# [Supplied data]
** START **

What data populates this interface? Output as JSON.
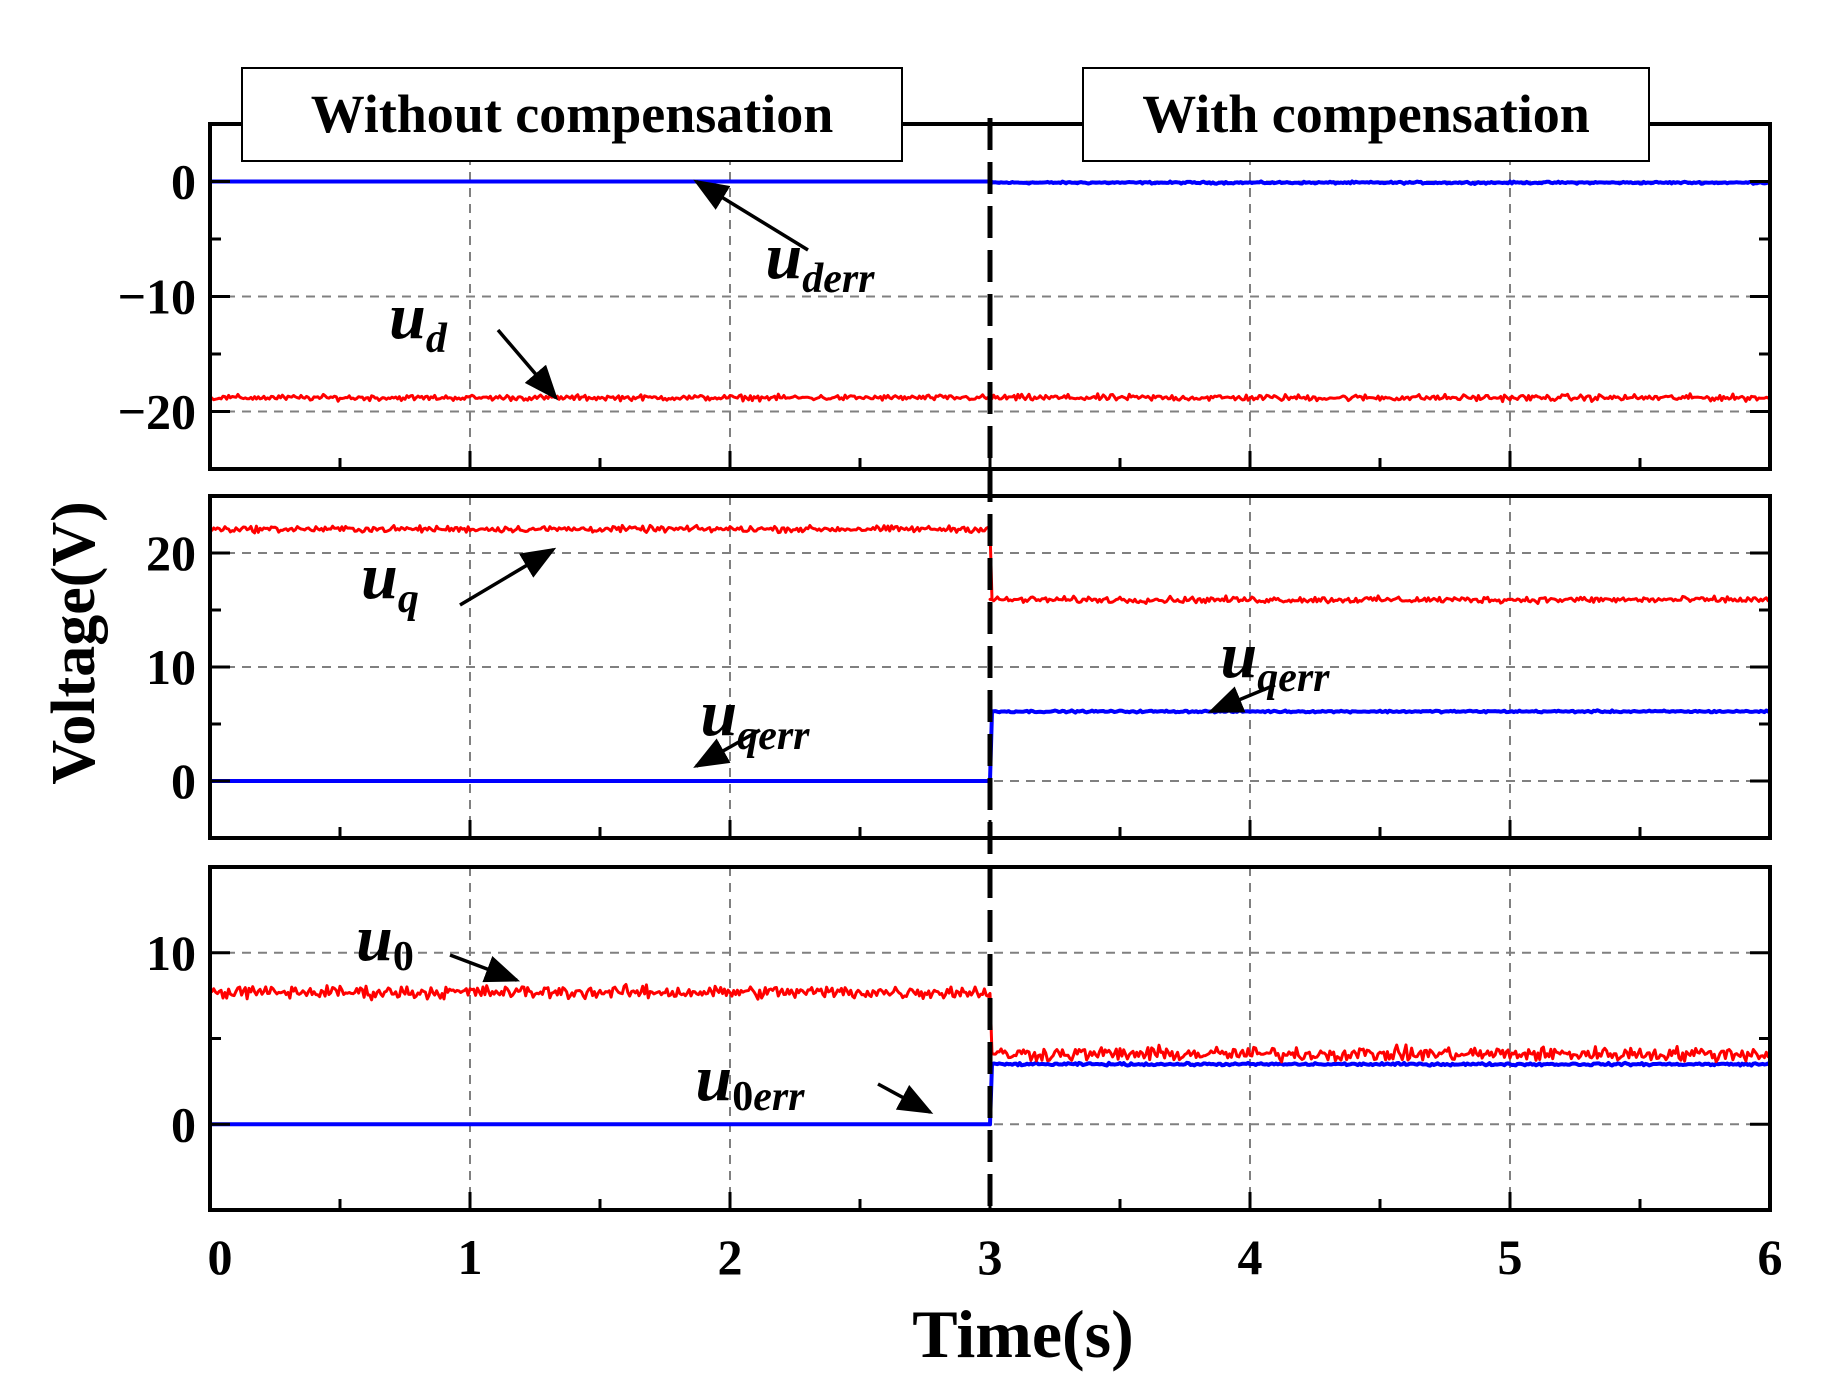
{
  "chart_data": {
    "type": "line",
    "xlabel": "Time(s)",
    "ylabel": "Voltage(V)",
    "xlim": [
      0,
      6
    ],
    "xticks": [
      "0",
      "1",
      "2",
      "3",
      "4",
      "5",
      "6"
    ],
    "switch_time": 3,
    "region_labels": {
      "left": "Without compensation",
      "right": "With compensation"
    },
    "colors": {
      "red": "#ff0000",
      "blue": "#0000ff",
      "grid": "#808080"
    },
    "panels": [
      {
        "id": "d-axis",
        "ylim": [
          -25,
          5
        ],
        "yticks": [
          {
            "value": 0,
            "label": "0"
          },
          {
            "value": -10,
            "label": "−10"
          },
          {
            "value": -20,
            "label": "−20"
          }
        ],
        "series": [
          {
            "name": "u_d",
            "color": "red",
            "segments": [
              {
                "t": [
                  0,
                  3
                ],
                "v": -18.8,
                "noise": 0.35
              },
              {
                "t": [
                  3,
                  6
                ],
                "v": -18.8,
                "noise": 0.4
              }
            ]
          },
          {
            "name": "u_derr",
            "color": "blue",
            "segments": [
              {
                "t": [
                  0,
                  3
                ],
                "v": 0,
                "noise": 0
              },
              {
                "t": [
                  3,
                  6
                ],
                "v": -0.1,
                "noise": 0.12
              }
            ]
          }
        ],
        "annotations": [
          {
            "main": "u",
            "sub": "derr",
            "arrow": {
              "t": 1.87,
              "v": 0
            }
          },
          {
            "main": "u",
            "sub": "d",
            "arrow": {
              "t": 1.33,
              "v": -18.8
            }
          }
        ]
      },
      {
        "id": "q-axis",
        "ylim": [
          -5,
          25
        ],
        "yticks": [
          {
            "value": 20,
            "label": "20"
          },
          {
            "value": 10,
            "label": "10"
          },
          {
            "value": 0,
            "label": "0"
          }
        ],
        "series": [
          {
            "name": "u_q",
            "color": "red",
            "segments": [
              {
                "t": [
                  0,
                  3
                ],
                "v": 22.1,
                "noise": 0.4
              },
              {
                "t": [
                  3,
                  6
                ],
                "v": 15.9,
                "noise": 0.4
              }
            ]
          },
          {
            "name": "u_qerr",
            "color": "blue",
            "segments": [
              {
                "t": [
                  0,
                  3
                ],
                "v": 0,
                "noise": 0
              },
              {
                "t": [
                  3,
                  6
                ],
                "v": 6.1,
                "noise": 0.12
              }
            ]
          }
        ],
        "annotations": [
          {
            "main": "u",
            "sub": "q",
            "arrow": {
              "t": 1.32,
              "v": 20.3
            }
          },
          {
            "main": "u",
            "sub": "qerr",
            "arrow": {
              "t": 1.87,
              "v": 1.3
            }
          },
          {
            "main": "u",
            "sub": "qerr",
            "arrow": {
              "t": 3.85,
              "v": 6.1
            }
          }
        ]
      },
      {
        "id": "zero-axis",
        "ylim": [
          -5,
          15
        ],
        "yticks": [
          {
            "value": 10,
            "label": "10"
          },
          {
            "value": 0,
            "label": "0"
          }
        ],
        "series": [
          {
            "name": "u_0",
            "color": "red",
            "segments": [
              {
                "t": [
                  0,
                  3
                ],
                "v": 7.7,
                "noise": 0.55
              },
              {
                "t": [
                  3,
                  6
                ],
                "v": 4.1,
                "noise": 0.6
              }
            ]
          },
          {
            "name": "u_0err",
            "color": "blue",
            "segments": [
              {
                "t": [
                  0,
                  3
                ],
                "v": 0,
                "noise": 0
              },
              {
                "t": [
                  3,
                  6
                ],
                "v": 3.5,
                "noise": 0.1
              }
            ]
          }
        ],
        "annotations": [
          {
            "main": "u",
            "sub": "0",
            "arrow": {
              "t": 1.18,
              "v": 8.4
            }
          },
          {
            "main": "u",
            "sub": "0err",
            "arrow": {
              "t": 2.77,
              "v": 0.7
            }
          }
        ]
      }
    ]
  }
}
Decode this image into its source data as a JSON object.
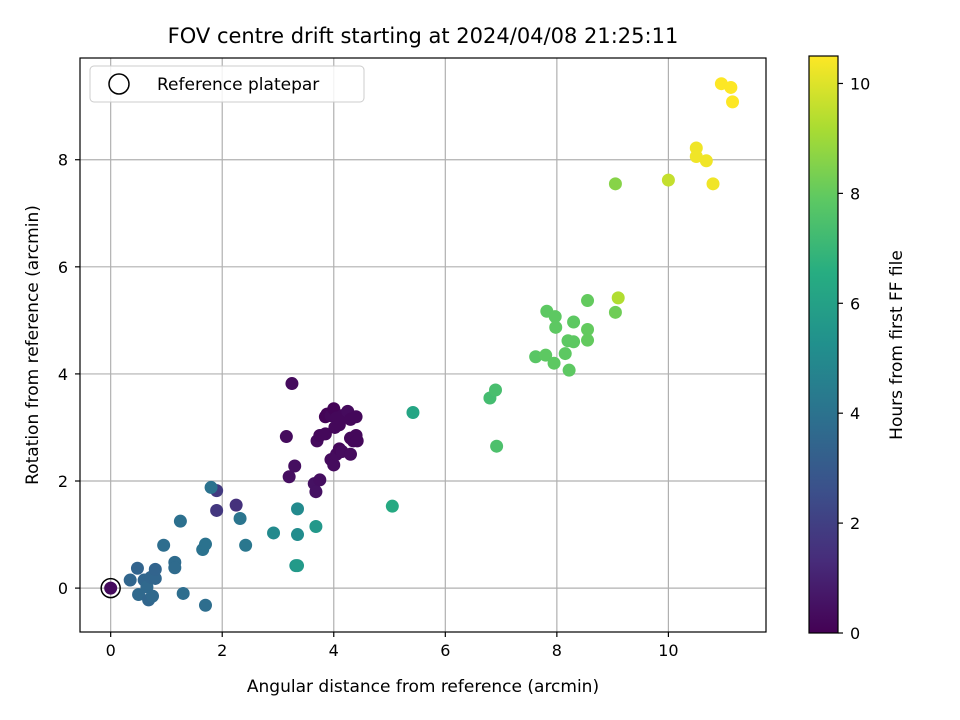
{
  "chart_data": {
    "type": "scatter",
    "title": "FOV centre drift starting at 2024/04/08 21:25:11",
    "xlabel": "Angular distance from reference (arcmin)",
    "ylabel": "Rotation from reference (arcmin)",
    "xlim": [
      -0.55,
      11.75
    ],
    "ylim": [
      -0.82,
      9.9
    ],
    "xticks": [
      0,
      2,
      4,
      6,
      8,
      10
    ],
    "yticks": [
      0,
      2,
      4,
      6,
      8
    ],
    "grid": true,
    "legend": {
      "placement": "top-left",
      "entries": [
        "Reference platepar"
      ]
    },
    "reference_point": {
      "x": 0,
      "y": 0
    },
    "colorbar": {
      "label": "Hours from first FF file",
      "range": [
        0,
        10.5
      ],
      "ticks": [
        0,
        2,
        4,
        6,
        8,
        10
      ],
      "colormap": "viridis"
    },
    "points": [
      {
        "x": 0.0,
        "y": 0.0,
        "h": 0.3
      },
      {
        "x": 3.25,
        "y": 3.82,
        "h": 0.3
      },
      {
        "x": 3.15,
        "y": 2.83,
        "h": 0.3
      },
      {
        "x": 3.2,
        "y": 2.08,
        "h": 0.4
      },
      {
        "x": 3.3,
        "y": 2.28,
        "h": 0.4
      },
      {
        "x": 3.65,
        "y": 1.95,
        "h": 0.5
      },
      {
        "x": 3.68,
        "y": 1.8,
        "h": 0.5
      },
      {
        "x": 3.75,
        "y": 2.02,
        "h": 0.4
      },
      {
        "x": 3.7,
        "y": 2.75,
        "h": 0.3
      },
      {
        "x": 3.75,
        "y": 2.85,
        "h": 0.2
      },
      {
        "x": 3.85,
        "y": 2.88,
        "h": 0.2
      },
      {
        "x": 3.85,
        "y": 3.2,
        "h": 0.1
      },
      {
        "x": 3.88,
        "y": 3.25,
        "h": 0.1
      },
      {
        "x": 3.95,
        "y": 3.22,
        "h": 0.2
      },
      {
        "x": 4.0,
        "y": 3.35,
        "h": 0.1
      },
      {
        "x": 4.05,
        "y": 3.18,
        "h": 0.2
      },
      {
        "x": 4.02,
        "y": 3.0,
        "h": 0.2
      },
      {
        "x": 4.1,
        "y": 3.05,
        "h": 0.2
      },
      {
        "x": 4.15,
        "y": 3.22,
        "h": 0.2
      },
      {
        "x": 4.25,
        "y": 3.3,
        "h": 0.3
      },
      {
        "x": 4.3,
        "y": 3.15,
        "h": 0.2
      },
      {
        "x": 4.4,
        "y": 3.2,
        "h": 0.2
      },
      {
        "x": 3.95,
        "y": 2.4,
        "h": 0.3
      },
      {
        "x": 4.0,
        "y": 2.3,
        "h": 0.3
      },
      {
        "x": 4.05,
        "y": 2.5,
        "h": 0.3
      },
      {
        "x": 4.1,
        "y": 2.6,
        "h": 0.2
      },
      {
        "x": 4.15,
        "y": 2.55,
        "h": 0.3
      },
      {
        "x": 4.3,
        "y": 2.5,
        "h": 0.3
      },
      {
        "x": 4.3,
        "y": 2.8,
        "h": 0.2
      },
      {
        "x": 4.35,
        "y": 2.75,
        "h": 0.2
      },
      {
        "x": 4.4,
        "y": 2.85,
        "h": 0.2
      },
      {
        "x": 4.42,
        "y": 2.75,
        "h": 0.2
      },
      {
        "x": 1.9,
        "y": 1.82,
        "h": 1.8
      },
      {
        "x": 1.9,
        "y": 1.45,
        "h": 1.7
      },
      {
        "x": 2.25,
        "y": 1.55,
        "h": 1.5
      },
      {
        "x": 0.35,
        "y": 0.15,
        "h": 3.5
      },
      {
        "x": 0.48,
        "y": 0.37,
        "h": 3.4
      },
      {
        "x": 0.5,
        "y": -0.12,
        "h": 3.6
      },
      {
        "x": 0.6,
        "y": 0.15,
        "h": 3.5
      },
      {
        "x": 0.65,
        "y": 0.02,
        "h": 3.6
      },
      {
        "x": 0.68,
        "y": -0.22,
        "h": 3.5
      },
      {
        "x": 0.72,
        "y": 0.2,
        "h": 3.5
      },
      {
        "x": 0.75,
        "y": -0.15,
        "h": 3.6
      },
      {
        "x": 0.8,
        "y": 0.18,
        "h": 3.5
      },
      {
        "x": 0.8,
        "y": 0.35,
        "h": 3.4
      },
      {
        "x": 0.95,
        "y": 0.8,
        "h": 3.8
      },
      {
        "x": 1.15,
        "y": 0.48,
        "h": 3.7
      },
      {
        "x": 1.15,
        "y": 0.38,
        "h": 3.7
      },
      {
        "x": 1.25,
        "y": 1.25,
        "h": 3.9
      },
      {
        "x": 1.3,
        "y": -0.1,
        "h": 3.8
      },
      {
        "x": 1.65,
        "y": 0.72,
        "h": 4.0
      },
      {
        "x": 1.7,
        "y": 0.82,
        "h": 4.0
      },
      {
        "x": 1.7,
        "y": -0.32,
        "h": 3.8
      },
      {
        "x": 1.8,
        "y": 1.88,
        "h": 4.0
      },
      {
        "x": 2.32,
        "y": 1.3,
        "h": 4.1
      },
      {
        "x": 2.42,
        "y": 0.8,
        "h": 4.2
      },
      {
        "x": 2.92,
        "y": 1.03,
        "h": 5.0
      },
      {
        "x": 3.35,
        "y": 1.48,
        "h": 5.0
      },
      {
        "x": 3.35,
        "y": 1.0,
        "h": 5.1
      },
      {
        "x": 3.32,
        "y": 0.42,
        "h": 5.5
      },
      {
        "x": 3.35,
        "y": 0.42,
        "h": 5.7
      },
      {
        "x": 3.68,
        "y": 1.15,
        "h": 5.6
      },
      {
        "x": 5.05,
        "y": 1.53,
        "h": 6.4
      },
      {
        "x": 5.42,
        "y": 3.28,
        "h": 6.2
      },
      {
        "x": 6.8,
        "y": 3.55,
        "h": 7.3
      },
      {
        "x": 6.9,
        "y": 3.7,
        "h": 7.4
      },
      {
        "x": 6.92,
        "y": 2.65,
        "h": 7.5
      },
      {
        "x": 7.62,
        "y": 4.32,
        "h": 7.8
      },
      {
        "x": 7.8,
        "y": 4.35,
        "h": 7.9
      },
      {
        "x": 7.82,
        "y": 5.17,
        "h": 7.9
      },
      {
        "x": 7.95,
        "y": 4.2,
        "h": 7.9
      },
      {
        "x": 7.97,
        "y": 5.07,
        "h": 7.9
      },
      {
        "x": 7.98,
        "y": 4.87,
        "h": 7.9
      },
      {
        "x": 8.15,
        "y": 4.38,
        "h": 7.9
      },
      {
        "x": 8.2,
        "y": 4.62,
        "h": 7.9
      },
      {
        "x": 8.22,
        "y": 4.07,
        "h": 7.9
      },
      {
        "x": 8.3,
        "y": 4.97,
        "h": 7.9
      },
      {
        "x": 8.3,
        "y": 4.6,
        "h": 7.9
      },
      {
        "x": 8.55,
        "y": 5.37,
        "h": 8.0
      },
      {
        "x": 8.55,
        "y": 4.83,
        "h": 8.0
      },
      {
        "x": 8.55,
        "y": 4.63,
        "h": 8.0
      },
      {
        "x": 9.05,
        "y": 7.55,
        "h": 8.6
      },
      {
        "x": 9.05,
        "y": 5.15,
        "h": 8.2
      },
      {
        "x": 9.1,
        "y": 5.42,
        "h": 9.3
      },
      {
        "x": 10.0,
        "y": 7.62,
        "h": 9.6
      },
      {
        "x": 10.5,
        "y": 8.22,
        "h": 10.3
      },
      {
        "x": 10.5,
        "y": 8.06,
        "h": 10.3
      },
      {
        "x": 10.68,
        "y": 7.98,
        "h": 10.3
      },
      {
        "x": 10.8,
        "y": 7.55,
        "h": 10.3
      },
      {
        "x": 10.95,
        "y": 9.42,
        "h": 10.5
      },
      {
        "x": 11.12,
        "y": 9.35,
        "h": 10.5
      },
      {
        "x": 11.15,
        "y": 9.08,
        "h": 10.5
      }
    ]
  }
}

** END **

# [Problem statement]
Reply with one number only: how many lines of the listing hold "from"?

# [The completed task]
3